— TASK OBJECTIVE —
Wherever a line holds the string "document", copy that line.

## start ENTRIES PROVIDED

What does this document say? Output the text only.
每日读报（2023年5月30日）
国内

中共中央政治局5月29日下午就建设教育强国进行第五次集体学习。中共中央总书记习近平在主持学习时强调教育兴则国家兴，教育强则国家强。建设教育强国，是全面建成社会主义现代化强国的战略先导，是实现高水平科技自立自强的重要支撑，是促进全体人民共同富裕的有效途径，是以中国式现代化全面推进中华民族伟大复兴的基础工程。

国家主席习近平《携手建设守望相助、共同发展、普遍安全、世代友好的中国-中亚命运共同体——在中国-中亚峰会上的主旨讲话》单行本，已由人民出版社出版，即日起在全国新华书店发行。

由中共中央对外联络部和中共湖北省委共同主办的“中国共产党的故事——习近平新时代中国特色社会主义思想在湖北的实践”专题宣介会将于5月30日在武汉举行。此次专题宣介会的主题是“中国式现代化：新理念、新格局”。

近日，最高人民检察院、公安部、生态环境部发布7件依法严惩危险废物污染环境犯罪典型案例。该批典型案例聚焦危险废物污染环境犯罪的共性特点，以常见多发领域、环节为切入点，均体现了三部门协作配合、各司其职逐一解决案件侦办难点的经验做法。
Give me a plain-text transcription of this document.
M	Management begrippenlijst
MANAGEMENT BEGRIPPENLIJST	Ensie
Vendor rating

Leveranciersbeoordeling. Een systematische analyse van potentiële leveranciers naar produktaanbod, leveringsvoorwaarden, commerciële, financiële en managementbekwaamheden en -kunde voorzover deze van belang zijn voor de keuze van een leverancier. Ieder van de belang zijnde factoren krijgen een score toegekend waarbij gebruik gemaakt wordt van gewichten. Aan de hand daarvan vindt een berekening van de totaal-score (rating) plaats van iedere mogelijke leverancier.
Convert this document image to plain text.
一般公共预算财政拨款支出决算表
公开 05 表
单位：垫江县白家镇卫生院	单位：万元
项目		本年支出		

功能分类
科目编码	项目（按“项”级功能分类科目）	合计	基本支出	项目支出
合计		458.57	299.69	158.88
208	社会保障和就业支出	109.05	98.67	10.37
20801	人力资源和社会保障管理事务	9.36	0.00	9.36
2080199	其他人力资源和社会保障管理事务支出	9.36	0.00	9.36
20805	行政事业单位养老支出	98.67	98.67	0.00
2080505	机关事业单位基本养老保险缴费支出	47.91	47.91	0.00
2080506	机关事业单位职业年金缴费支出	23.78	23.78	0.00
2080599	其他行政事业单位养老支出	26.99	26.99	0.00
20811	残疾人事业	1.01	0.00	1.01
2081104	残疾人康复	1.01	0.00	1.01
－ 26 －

## end ENTRIES PROVIDED

— SOLUTION —
What does this document say? Output the text only.
Give me a plain-text transcription of this document.
Convert this document image to plain text.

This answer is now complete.